Recast the lines of every item below as a numbered list, leaving out any blank lines.

────────────────────

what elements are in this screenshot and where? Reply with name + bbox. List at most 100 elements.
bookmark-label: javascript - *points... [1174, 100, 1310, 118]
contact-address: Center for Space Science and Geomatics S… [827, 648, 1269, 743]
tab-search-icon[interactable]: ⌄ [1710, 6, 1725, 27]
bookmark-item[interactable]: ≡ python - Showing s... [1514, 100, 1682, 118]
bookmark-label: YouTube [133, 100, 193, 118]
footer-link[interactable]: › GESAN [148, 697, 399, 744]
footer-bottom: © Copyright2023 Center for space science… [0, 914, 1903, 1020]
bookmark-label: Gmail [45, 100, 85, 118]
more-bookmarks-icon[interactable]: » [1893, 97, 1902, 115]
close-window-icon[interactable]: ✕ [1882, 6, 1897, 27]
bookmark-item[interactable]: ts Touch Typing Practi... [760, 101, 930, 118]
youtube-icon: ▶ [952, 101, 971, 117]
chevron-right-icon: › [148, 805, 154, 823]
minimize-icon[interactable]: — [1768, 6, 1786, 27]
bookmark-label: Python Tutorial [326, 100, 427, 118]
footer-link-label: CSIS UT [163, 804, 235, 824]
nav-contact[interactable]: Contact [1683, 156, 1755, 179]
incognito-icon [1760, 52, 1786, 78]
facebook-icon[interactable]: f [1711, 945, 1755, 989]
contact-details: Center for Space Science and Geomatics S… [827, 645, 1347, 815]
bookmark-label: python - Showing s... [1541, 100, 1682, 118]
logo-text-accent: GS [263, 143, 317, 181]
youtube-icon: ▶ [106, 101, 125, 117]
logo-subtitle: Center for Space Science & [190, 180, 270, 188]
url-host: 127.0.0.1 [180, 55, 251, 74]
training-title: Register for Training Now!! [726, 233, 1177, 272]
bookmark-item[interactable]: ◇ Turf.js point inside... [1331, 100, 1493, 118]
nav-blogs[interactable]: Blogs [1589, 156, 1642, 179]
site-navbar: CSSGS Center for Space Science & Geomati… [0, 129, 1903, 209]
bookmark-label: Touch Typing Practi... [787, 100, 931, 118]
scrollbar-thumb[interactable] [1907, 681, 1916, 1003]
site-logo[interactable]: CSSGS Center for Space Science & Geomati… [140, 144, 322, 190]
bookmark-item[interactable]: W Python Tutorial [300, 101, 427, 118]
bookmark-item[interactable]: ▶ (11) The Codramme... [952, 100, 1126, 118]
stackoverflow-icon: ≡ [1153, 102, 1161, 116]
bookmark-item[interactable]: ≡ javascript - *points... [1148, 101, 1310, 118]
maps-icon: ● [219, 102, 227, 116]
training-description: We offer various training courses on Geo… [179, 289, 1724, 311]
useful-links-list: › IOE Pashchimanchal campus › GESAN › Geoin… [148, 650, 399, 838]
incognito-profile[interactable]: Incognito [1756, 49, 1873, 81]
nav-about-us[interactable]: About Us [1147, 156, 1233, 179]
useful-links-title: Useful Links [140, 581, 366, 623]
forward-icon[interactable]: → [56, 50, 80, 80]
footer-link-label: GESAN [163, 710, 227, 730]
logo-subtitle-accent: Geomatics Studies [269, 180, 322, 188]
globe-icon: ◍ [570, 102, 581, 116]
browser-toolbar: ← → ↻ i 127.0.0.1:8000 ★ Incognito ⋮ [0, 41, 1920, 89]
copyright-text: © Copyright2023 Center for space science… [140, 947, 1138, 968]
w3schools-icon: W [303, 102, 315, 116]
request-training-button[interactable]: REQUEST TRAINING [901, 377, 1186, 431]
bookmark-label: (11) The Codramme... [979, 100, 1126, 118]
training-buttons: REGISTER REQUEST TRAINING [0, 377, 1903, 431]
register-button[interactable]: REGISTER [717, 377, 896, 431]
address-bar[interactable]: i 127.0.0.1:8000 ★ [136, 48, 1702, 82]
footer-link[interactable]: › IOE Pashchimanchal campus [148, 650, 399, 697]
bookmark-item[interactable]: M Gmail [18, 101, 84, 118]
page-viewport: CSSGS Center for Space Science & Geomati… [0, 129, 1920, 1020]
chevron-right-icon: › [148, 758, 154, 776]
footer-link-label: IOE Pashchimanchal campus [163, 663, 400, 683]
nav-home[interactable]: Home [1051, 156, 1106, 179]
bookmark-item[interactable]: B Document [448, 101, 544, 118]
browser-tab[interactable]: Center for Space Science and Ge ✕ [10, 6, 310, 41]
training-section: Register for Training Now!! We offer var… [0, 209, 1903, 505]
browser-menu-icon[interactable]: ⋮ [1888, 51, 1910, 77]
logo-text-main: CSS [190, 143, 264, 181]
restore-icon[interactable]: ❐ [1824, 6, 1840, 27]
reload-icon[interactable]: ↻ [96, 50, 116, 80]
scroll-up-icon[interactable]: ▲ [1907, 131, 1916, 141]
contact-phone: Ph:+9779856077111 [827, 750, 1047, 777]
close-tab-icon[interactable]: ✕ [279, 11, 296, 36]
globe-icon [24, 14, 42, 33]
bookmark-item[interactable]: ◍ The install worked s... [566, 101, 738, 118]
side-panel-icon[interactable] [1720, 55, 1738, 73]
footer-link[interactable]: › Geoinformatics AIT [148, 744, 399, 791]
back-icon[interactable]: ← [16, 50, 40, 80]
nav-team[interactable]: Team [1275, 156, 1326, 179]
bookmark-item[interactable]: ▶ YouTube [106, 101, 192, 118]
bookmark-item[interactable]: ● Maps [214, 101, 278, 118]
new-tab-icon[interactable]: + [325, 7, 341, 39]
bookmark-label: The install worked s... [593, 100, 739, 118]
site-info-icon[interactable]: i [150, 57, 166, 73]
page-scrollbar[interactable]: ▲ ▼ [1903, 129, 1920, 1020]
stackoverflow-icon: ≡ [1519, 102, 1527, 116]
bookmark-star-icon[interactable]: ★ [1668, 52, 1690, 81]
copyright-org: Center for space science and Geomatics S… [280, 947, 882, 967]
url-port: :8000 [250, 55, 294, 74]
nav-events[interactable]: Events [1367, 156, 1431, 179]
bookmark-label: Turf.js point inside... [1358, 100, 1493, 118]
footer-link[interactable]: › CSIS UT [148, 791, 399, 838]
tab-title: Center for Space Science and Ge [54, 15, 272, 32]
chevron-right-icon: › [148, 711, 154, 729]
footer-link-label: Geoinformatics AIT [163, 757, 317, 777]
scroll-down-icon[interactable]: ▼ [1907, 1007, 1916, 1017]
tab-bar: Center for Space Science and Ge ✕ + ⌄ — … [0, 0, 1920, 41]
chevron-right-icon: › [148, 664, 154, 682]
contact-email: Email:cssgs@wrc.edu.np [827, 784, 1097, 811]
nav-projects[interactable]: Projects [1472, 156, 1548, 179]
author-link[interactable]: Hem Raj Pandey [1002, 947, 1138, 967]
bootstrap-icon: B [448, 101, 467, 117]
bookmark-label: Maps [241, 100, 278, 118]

────────────────────

Exercise response
1. what elements are in this screenshot and where? Reply with name + bbox. List at most 100 elements.
2. bookmark-label: javascript - *points... [1174, 100, 1310, 118]
3. contact-address: Center for Space Science and Geomatics S… [827, 648, 1269, 743]
4. tab-search-icon[interactable]: ⌄ [1710, 6, 1725, 27]
5. bookmark-item[interactable]: ≡ python - Showing s... [1514, 100, 1682, 118]
6. bookmark-label: YouTube [133, 100, 193, 118]
7. footer-link[interactable]: › GESAN [148, 697, 399, 744]
8. footer-bottom: © Copyright2023 Center for space science… [0, 914, 1903, 1020]
9. bookmark-label: Gmail [45, 100, 85, 118]
10. more-bookmarks-icon[interactable]: » [1893, 97, 1902, 115]
11. close-window-icon[interactable]: ✕ [1882, 6, 1897, 27]
12. bookmark-item[interactable]: ts Touch Typing Practi... [760, 101, 930, 118]
13. youtube-icon: ▶ [952, 101, 971, 117]
14. chevron-right-icon: › [148, 805, 154, 823]
15. minimize-icon[interactable]: — [1768, 6, 1786, 27]
16. bookmark-label: Python Tutorial [326, 100, 427, 118]
17. footer-link-label: CSIS UT [163, 804, 235, 824]
18. nav-contact[interactable]: Contact [1683, 156, 1755, 179]
19. incognito-icon [1760, 52, 1786, 78]
20. facebook-icon[interactable]: f [1711, 945, 1755, 989]
21. contact-details: Center for Space Science and Geomatics S… [827, 645, 1347, 815]
22. bookmark-label: python - Showing s... [1541, 100, 1682, 118]
23. logo-text-accent: GS [263, 143, 317, 181]
24. youtube-icon: ▶ [106, 101, 125, 117]
25. logo-subtitle: Center for Space Science & [190, 180, 270, 188]
26. url-host: 127.0.0.1 [180, 55, 251, 74]
27. training-title: Register for Training Now!! [726, 233, 1177, 272]
28. bookmark-item[interactable]: ◇ Turf.js point inside... [1331, 100, 1493, 118]
29. nav-blogs[interactable]: Blogs [1589, 156, 1642, 179]
30. site-navbar: CSSGS Center for Space Science & Geomati… [0, 129, 1903, 209]
31. bookmark-label: Touch Typing Practi... [787, 100, 931, 118]
32. scrollbar-thumb[interactable] [1907, 681, 1916, 1003]
33. site-logo[interactable]: CSSGS Center for Space Science & Geomati… [140, 144, 322, 190]
34. bookmark-item[interactable]: W Python Tutorial [300, 101, 427, 118]
35. bookmark-item[interactable]: ▶ (11) The Codramme... [952, 100, 1126, 118]
36. stackoverflow-icon: ≡ [1153, 102, 1161, 116]
37. bookmark-item[interactable]: ≡ javascript - *points... [1148, 101, 1310, 118]
38. maps-icon: ● [219, 102, 227, 116]
39. training-description: We offer various training courses on Geo… [179, 289, 1724, 311]
40. useful-links-list: › IOE Pashchimanchal campus › GESAN › Geoin… [148, 650, 399, 838]
41. incognito-profile[interactable]: Incognito [1756, 49, 1873, 81]
42. nav-about-us[interactable]: About Us [1147, 156, 1233, 179]
43. useful-links-title: Useful Links [140, 581, 366, 623]
44. forward-icon[interactable]: → [56, 50, 80, 80]
45. footer-link-label: GESAN [163, 710, 227, 730]
46. logo-subtitle-accent: Geomatics Studies [269, 180, 322, 188]
47. globe-icon: ◍ [570, 102, 581, 116]
48. browser-toolbar: ← → ↻ i 127.0.0.1:8000 ★ Incognito ⋮ [0, 41, 1920, 89]
49. copyright-text: © Copyright2023 Center for space science… [140, 947, 1138, 968]
50. w3schools-icon: W [303, 102, 315, 116]
51. request-training-button[interactable]: REQUEST TRAINING [901, 377, 1186, 431]
52. bookmark-label: (11) The Codramme... [979, 100, 1126, 118]
53. training-buttons: REGISTER REQUEST TRAINING [0, 377, 1903, 431]
54. register-button[interactable]: REGISTER [717, 377, 896, 431]
55. address-bar[interactable]: i 127.0.0.1:8000 ★ [136, 48, 1702, 82]
56. footer-link[interactable]: › IOE Pashchimanchal campus [148, 650, 399, 697]
57. bookmark-item[interactable]: M Gmail [18, 101, 84, 118]
58. page-viewport: CSSGS Center for Space Science & Geomati… [0, 129, 1920, 1020]
59. chevron-right-icon: › [148, 758, 154, 776]
60. footer-link-label: IOE Pashchimanchal campus [163, 663, 400, 683]
61. nav-home[interactable]: Home [1051, 156, 1106, 179]
62. bookmark-item[interactable]: B Document [448, 101, 544, 118]
63. browser-tab[interactable]: Center for Space Science and Ge ✕ [10, 6, 310, 41]
64. training-section: Register for Training Now!! We offer var… [0, 209, 1903, 505]
65. browser-menu-icon[interactable]: ⋮ [1888, 51, 1910, 77]
66. logo-text-main: CSS [190, 143, 264, 181]
67. restore-icon[interactable]: ❐ [1824, 6, 1840, 27]
68. reload-icon[interactable]: ↻ [96, 50, 116, 80]
69. scroll-up-icon[interactable]: ▲ [1907, 131, 1916, 141]
70. contact-phone: Ph:+9779856077111 [827, 750, 1047, 777]
71. close-tab-icon[interactable]: ✕ [279, 11, 296, 36]
72. globe-icon [24, 14, 42, 33]
73. bookmark-item[interactable]: ◍ The install worked s... [566, 101, 738, 118]
74. side-panel-icon[interactable] [1720, 55, 1738, 73]
75. footer-link[interactable]: › Geoinformatics AIT [148, 744, 399, 791]
76. back-icon[interactable]: ← [16, 50, 40, 80]
77. nav-team[interactable]: Team [1275, 156, 1326, 179]
78. bookmark-item[interactable]: ▶ YouTube [106, 101, 192, 118]
79. bookmark-item[interactable]: ● Maps [214, 101, 278, 118]
80. new-tab-icon[interactable]: + [325, 7, 341, 39]
81. bookmark-label: The install worked s... [593, 100, 739, 118]
82. site-info-icon[interactable]: i [150, 57, 166, 73]
83. page-scrollbar[interactable]: ▲ ▼ [1903, 129, 1920, 1020]
84. stackoverflow-icon: ≡ [1519, 102, 1527, 116]
85. bookmark-star-icon[interactable]: ★ [1668, 52, 1690, 81]
86. copyright-org: Center for space science and Geomatics S… [280, 947, 882, 967]
87. url-port: :8000 [250, 55, 294, 74]
88. nav-events[interactable]: Events [1367, 156, 1431, 179]
89. bookmark-label: Turf.js point inside... [1358, 100, 1493, 118]
90. footer-link[interactable]: › CSIS UT [148, 791, 399, 838]
91. tab-title: Center for Space Science and Ge [54, 15, 272, 32]
92. chevron-right-icon: › [148, 711, 154, 729]
93. footer-link-label: Geoinformatics AIT [163, 757, 317, 777]
94. scroll-down-icon[interactable]: ▼ [1907, 1007, 1916, 1017]
95. tab-bar: Center for Space Science and Ge ✕ + ⌄ — … [0, 0, 1920, 41]
96. chevron-right-icon: › [148, 664, 154, 682]
97. contact-email: Email:cssgs@wrc.edu.np [827, 784, 1097, 811]
98. nav-projects[interactable]: Projects [1472, 156, 1548, 179]
99. author-link[interactable]: Hem Raj Pandey [1002, 947, 1138, 967]
100. bootstrap-icon: B [448, 101, 467, 117]
101. bookmark-label: Maps [241, 100, 278, 118]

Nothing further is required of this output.